Input records ▸
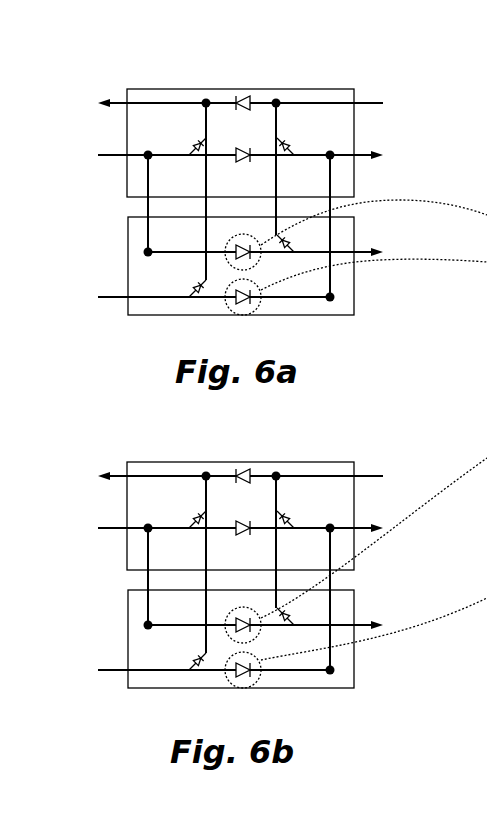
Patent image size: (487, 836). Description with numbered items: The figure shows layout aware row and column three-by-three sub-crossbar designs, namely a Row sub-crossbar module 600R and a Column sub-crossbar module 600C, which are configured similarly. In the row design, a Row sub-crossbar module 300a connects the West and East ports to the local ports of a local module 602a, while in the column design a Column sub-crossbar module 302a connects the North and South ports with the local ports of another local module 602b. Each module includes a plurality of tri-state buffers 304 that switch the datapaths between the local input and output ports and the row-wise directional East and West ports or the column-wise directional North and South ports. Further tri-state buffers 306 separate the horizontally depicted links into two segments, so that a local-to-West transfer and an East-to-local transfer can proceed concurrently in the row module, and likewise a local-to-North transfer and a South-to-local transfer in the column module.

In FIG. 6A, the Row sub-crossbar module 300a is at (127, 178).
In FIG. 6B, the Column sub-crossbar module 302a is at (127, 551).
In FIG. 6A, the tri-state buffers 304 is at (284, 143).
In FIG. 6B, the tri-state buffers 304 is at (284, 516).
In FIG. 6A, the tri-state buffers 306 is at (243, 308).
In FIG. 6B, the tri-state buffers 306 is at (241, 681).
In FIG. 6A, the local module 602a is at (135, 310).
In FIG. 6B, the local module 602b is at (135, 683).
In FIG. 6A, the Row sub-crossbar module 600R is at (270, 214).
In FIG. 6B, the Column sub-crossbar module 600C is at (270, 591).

Goal of the exercise ▸
Copy every line above word for word, but leave the picture out.

Solution to this exercise ▸
Patent image size: (487, 836). Description with numbered items: The figure shows layout aware row and column three-by-three sub-crossbar designs, namely a Row sub-crossbar module 600R and a Column sub-crossbar module 600C, which are configured similarly. In the row design, a Row sub-crossbar module 300a connects the West and East ports to the local ports of a local module 602a, while in the column design a Column sub-crossbar module 302a connects the North and South ports with the local ports of another local module 602b. Each module includes a plurality of tri-state buffers 304 that switch the datapaths between the local input and output ports and the row-wise directional East and West ports or the column-wise directional North and South ports. Further tri-state buffers 306 separate the horizontally depicted links into two segments, so that a local-to-West transfer and an East-to-local transfer can proceed concurrently in the row module, and likewise a local-to-North transfer and a South-to-local transfer in the column module.

In FIG. 6A, the Row sub-crossbar module 300a is at (127, 178).
In FIG. 6B, the Column sub-crossbar module 302a is at (127, 551).
In FIG. 6A, the tri-state buffers 304 is at (284, 143).
In FIG. 6B, the tri-state buffers 304 is at (284, 516).
In FIG. 6A, the tri-state buffers 306 is at (243, 308).
In FIG. 6B, the tri-state buffers 306 is at (241, 681).
In FIG. 6A, the local module 602a is at (135, 310).
In FIG. 6B, the local module 602b is at (135, 683).
In FIG. 6A, the Row sub-crossbar module 600R is at (270, 214).
In FIG. 6B, the Column sub-crossbar module 600C is at (270, 591).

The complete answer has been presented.